_Exercise directions_
Starting with the line that holds "Give me the", copy out each remaining line of the listing below, up to and including the last one, and include nothing else.

-*-*-

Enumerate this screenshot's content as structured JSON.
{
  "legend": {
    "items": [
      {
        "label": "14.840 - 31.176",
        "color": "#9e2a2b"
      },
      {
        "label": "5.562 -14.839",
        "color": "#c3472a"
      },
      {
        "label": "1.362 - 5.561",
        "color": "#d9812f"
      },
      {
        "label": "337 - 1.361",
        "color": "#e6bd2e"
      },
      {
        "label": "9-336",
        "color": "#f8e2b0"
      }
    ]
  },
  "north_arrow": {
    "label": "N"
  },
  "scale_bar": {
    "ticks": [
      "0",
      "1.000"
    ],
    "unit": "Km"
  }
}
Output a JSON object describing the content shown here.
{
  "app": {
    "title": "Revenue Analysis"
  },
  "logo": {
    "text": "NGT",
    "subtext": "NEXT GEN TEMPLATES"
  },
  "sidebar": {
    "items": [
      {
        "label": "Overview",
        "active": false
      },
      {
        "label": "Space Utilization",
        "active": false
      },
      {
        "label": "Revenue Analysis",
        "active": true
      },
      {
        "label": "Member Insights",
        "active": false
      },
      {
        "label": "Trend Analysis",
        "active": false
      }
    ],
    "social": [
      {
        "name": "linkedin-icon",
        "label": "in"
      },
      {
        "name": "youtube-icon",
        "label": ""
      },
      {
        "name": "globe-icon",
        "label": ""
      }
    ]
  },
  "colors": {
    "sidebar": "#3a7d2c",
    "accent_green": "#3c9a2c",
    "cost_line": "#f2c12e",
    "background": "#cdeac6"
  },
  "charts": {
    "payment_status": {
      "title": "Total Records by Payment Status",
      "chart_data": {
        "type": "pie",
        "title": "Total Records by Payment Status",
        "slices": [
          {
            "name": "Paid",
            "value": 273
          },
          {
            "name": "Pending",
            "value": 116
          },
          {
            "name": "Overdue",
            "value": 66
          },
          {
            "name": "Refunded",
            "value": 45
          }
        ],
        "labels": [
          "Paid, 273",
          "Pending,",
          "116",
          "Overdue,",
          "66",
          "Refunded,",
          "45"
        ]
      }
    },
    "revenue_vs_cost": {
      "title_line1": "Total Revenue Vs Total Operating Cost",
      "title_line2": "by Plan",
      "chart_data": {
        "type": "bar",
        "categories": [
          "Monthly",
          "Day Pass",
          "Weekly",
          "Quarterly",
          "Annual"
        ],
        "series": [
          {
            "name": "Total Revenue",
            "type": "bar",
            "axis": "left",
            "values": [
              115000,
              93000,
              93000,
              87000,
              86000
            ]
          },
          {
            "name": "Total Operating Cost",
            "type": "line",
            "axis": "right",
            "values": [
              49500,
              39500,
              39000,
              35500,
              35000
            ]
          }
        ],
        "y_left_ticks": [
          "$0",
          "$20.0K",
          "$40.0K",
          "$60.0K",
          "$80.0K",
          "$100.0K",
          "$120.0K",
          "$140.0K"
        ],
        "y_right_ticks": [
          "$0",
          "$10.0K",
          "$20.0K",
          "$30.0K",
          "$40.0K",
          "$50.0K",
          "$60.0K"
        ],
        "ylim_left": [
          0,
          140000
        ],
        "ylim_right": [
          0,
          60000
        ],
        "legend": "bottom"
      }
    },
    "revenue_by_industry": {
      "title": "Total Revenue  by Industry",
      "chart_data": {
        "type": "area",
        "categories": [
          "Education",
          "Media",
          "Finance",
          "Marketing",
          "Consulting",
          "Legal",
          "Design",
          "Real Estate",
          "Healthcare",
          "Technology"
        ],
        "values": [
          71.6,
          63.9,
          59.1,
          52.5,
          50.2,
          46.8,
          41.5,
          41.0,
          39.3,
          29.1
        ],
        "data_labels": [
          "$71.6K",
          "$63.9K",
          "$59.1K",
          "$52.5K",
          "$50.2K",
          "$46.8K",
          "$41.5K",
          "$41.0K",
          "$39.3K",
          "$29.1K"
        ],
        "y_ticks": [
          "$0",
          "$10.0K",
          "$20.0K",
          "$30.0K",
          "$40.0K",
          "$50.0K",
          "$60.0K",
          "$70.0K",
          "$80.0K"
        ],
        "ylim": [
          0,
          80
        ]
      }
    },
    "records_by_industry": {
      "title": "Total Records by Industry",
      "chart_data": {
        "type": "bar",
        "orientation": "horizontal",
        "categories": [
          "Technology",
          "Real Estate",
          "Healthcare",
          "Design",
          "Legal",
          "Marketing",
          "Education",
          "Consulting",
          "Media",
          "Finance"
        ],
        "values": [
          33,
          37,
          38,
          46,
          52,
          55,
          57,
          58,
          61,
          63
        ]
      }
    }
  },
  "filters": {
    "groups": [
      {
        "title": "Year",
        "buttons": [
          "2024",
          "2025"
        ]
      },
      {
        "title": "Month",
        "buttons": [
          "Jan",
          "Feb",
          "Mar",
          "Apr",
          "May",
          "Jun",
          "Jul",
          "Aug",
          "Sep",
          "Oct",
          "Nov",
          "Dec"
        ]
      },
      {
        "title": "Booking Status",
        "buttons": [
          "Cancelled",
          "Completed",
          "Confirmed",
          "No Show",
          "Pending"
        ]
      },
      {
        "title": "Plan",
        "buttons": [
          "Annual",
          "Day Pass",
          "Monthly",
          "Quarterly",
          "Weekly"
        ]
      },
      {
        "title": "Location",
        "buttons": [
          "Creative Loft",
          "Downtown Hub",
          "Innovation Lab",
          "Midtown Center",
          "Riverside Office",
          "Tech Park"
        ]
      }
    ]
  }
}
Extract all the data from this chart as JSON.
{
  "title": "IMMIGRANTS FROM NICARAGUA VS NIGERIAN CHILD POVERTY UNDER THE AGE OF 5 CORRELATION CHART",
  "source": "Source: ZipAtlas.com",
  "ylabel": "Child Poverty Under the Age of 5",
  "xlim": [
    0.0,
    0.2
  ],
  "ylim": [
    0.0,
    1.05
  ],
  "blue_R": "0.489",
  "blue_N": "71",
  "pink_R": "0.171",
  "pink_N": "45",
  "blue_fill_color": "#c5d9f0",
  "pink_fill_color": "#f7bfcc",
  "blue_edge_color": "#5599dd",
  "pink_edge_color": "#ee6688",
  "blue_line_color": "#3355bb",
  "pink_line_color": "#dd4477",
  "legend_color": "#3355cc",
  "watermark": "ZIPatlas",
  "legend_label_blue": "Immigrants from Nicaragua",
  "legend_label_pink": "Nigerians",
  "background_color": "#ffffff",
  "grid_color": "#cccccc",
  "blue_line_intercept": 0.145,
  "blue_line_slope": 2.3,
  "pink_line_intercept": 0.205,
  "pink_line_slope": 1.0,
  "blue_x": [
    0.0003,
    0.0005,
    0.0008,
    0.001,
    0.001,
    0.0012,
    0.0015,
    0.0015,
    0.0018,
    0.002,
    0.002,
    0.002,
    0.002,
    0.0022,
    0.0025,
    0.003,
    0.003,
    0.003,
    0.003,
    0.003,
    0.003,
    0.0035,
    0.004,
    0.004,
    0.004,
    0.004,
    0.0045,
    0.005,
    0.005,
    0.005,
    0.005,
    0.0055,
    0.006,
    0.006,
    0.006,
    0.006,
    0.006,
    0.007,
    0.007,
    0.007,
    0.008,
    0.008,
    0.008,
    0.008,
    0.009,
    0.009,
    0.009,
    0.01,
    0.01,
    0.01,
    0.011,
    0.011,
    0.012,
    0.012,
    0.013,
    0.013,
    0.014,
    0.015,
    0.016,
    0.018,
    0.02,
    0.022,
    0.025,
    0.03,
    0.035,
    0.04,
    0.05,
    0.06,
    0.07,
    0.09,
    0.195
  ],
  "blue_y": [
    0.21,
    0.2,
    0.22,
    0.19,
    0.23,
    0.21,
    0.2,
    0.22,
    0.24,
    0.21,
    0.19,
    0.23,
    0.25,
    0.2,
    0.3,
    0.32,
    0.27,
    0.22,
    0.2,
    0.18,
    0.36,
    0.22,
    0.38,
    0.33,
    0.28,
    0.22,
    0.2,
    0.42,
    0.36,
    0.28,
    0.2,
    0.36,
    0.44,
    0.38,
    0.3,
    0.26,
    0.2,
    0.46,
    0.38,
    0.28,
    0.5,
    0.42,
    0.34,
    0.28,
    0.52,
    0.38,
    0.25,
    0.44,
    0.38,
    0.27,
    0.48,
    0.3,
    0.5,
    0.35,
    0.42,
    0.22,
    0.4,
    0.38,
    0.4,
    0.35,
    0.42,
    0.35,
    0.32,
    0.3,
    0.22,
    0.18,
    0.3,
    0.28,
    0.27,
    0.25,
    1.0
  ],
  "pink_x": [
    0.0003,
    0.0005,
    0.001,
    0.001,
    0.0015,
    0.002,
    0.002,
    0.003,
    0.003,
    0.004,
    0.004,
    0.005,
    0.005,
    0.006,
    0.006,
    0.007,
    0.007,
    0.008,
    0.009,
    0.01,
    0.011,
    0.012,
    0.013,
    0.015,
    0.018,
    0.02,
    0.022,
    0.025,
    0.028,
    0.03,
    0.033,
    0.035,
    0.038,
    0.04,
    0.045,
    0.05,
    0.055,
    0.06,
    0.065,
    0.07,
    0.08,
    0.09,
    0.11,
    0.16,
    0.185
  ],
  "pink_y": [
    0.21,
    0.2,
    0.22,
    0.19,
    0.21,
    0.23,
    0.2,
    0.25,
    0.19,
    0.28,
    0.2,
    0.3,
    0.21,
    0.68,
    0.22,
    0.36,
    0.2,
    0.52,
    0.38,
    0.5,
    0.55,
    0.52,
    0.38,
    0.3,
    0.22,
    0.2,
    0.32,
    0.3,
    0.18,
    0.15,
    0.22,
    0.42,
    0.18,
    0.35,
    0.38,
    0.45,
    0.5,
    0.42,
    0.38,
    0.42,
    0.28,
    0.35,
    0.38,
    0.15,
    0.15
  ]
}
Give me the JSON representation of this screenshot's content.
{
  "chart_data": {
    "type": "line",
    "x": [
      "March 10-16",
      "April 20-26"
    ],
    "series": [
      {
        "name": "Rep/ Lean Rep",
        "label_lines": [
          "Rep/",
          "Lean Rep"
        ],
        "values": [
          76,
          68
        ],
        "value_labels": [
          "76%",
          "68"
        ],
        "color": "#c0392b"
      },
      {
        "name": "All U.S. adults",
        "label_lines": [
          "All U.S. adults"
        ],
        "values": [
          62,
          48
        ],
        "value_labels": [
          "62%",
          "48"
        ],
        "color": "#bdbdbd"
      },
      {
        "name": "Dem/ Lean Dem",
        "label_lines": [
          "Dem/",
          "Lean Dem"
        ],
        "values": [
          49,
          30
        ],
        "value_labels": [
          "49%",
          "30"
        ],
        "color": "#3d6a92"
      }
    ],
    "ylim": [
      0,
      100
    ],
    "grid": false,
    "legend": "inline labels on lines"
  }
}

-*-*-

_Problem solution_
Give me the JSON representation of this screenshot's content.
{
  "chart_data": {
    "type": "line",
    "x": [
      "March 10-16",
      "April 20-26"
    ],
    "series": [
      {
        "name": "Rep/ Lean Rep",
        "label_lines": [
          "Rep/",
          "Lean Rep"
        ],
        "values": [
          76,
          68
        ],
        "value_labels": [
          "76%",
          "68"
        ],
        "color": "#c0392b"
      },
      {
        "name": "All U.S. adults",
        "label_lines": [
          "All U.S. adults"
        ],
        "values": [
          62,
          48
        ],
        "value_labels": [
          "62%",
          "48"
        ],
        "color": "#bdbdbd"
      },
      {
        "name": "Dem/ Lean Dem",
        "label_lines": [
          "Dem/",
          "Lean Dem"
        ],
        "values": [
          49,
          30
        ],
        "value_labels": [
          "49%",
          "30"
        ],
        "color": "#3d6a92"
      }
    ],
    "ylim": [
      0,
      100
    ],
    "grid": false,
    "legend": "inline labels on lines"
  }
}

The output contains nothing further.